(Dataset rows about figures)
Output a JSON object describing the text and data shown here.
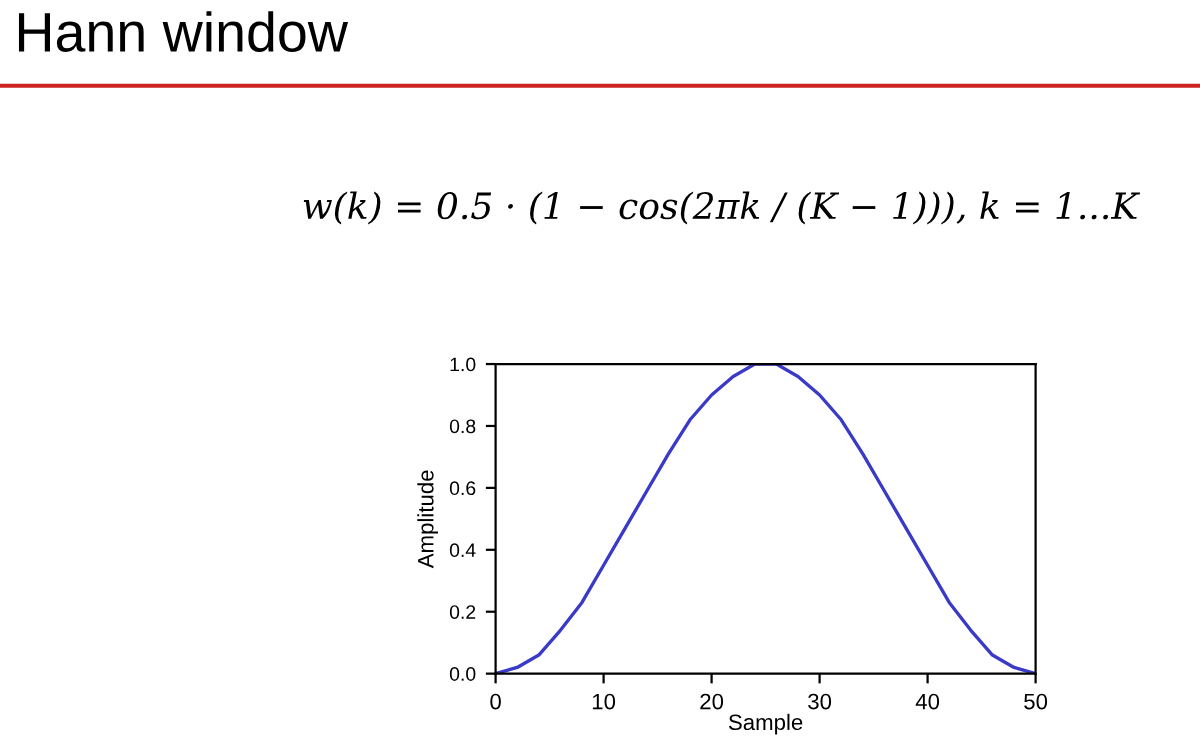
{
  "chart_data": {
    "type": "line",
    "title": "Hann window",
    "annotations": [
      "w(k) = 0.5 · (1 − cos(2πk / (K − 1))), k = 1...K"
    ],
    "xlabel": "Sample",
    "ylabel": "Amplitude",
    "x": [
      0,
      2,
      4,
      6,
      8,
      10,
      12,
      14,
      16,
      18,
      20,
      22,
      24,
      25,
      26,
      28,
      30,
      32,
      34,
      36,
      38,
      40,
      42,
      44,
      46,
      48,
      50
    ],
    "series": [
      {
        "color": "#3a3ac8",
        "values": [
          0,
          0.02,
          0.06,
          0.14,
          0.23,
          0.35,
          0.47,
          0.59,
          0.71,
          0.82,
          0.9,
          0.96,
          1.0,
          1.0,
          1.0,
          0.96,
          0.9,
          0.82,
          0.71,
          0.59,
          0.47,
          0.35,
          0.23,
          0.14,
          0.06,
          0.02,
          0
        ]
      }
    ],
    "xlim": [
      0,
      50
    ],
    "xticks": [
      0,
      10,
      20,
      30,
      40,
      50
    ],
    "ylim": [
      0,
      1
    ],
    "yticks": [
      {
        "value": 0,
        "label": "0.0"
      },
      {
        "value": 0.2,
        "label": "0.2"
      },
      {
        "value": 0.4,
        "label": "0.4"
      },
      {
        "value": 0.6,
        "label": "0.6"
      },
      {
        "value": 0.8,
        "label": "0.8"
      },
      {
        "value": 1,
        "label": "1.0"
      }
    ],
    "grid": false,
    "legend": false
  }
}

*THE EXERCISE*. Print the complete listing exactly, apart from any pictures.

*REPLY*.
Output a JSON object describing the text and data shown here.
{
  "chart_data": {
    "type": "line",
    "title": "Hann window",
    "annotations": [
      "w(k) = 0.5 · (1 − cos(2πk / (K − 1))), k = 1...K"
    ],
    "xlabel": "Sample",
    "ylabel": "Amplitude",
    "x": [
      0,
      2,
      4,
      6,
      8,
      10,
      12,
      14,
      16,
      18,
      20,
      22,
      24,
      25,
      26,
      28,
      30,
      32,
      34,
      36,
      38,
      40,
      42,
      44,
      46,
      48,
      50
    ],
    "series": [
      {
        "color": "#3a3ac8",
        "values": [
          0,
          0.02,
          0.06,
          0.14,
          0.23,
          0.35,
          0.47,
          0.59,
          0.71,
          0.82,
          0.9,
          0.96,
          1.0,
          1.0,
          1.0,
          0.96,
          0.9,
          0.82,
          0.71,
          0.59,
          0.47,
          0.35,
          0.23,
          0.14,
          0.06,
          0.02,
          0
        ]
      }
    ],
    "xlim": [
      0,
      50
    ],
    "xticks": [
      0,
      10,
      20,
      30,
      40,
      50
    ],
    "ylim": [
      0,
      1
    ],
    "yticks": [
      {
        "value": 0,
        "label": "0.0"
      },
      {
        "value": 0.2,
        "label": "0.2"
      },
      {
        "value": 0.4,
        "label": "0.4"
      },
      {
        "value": 0.6,
        "label": "0.6"
      },
      {
        "value": 0.8,
        "label": "0.8"
      },
      {
        "value": 1,
        "label": "1.0"
      }
    ],
    "grid": false,
    "legend": false
  }
}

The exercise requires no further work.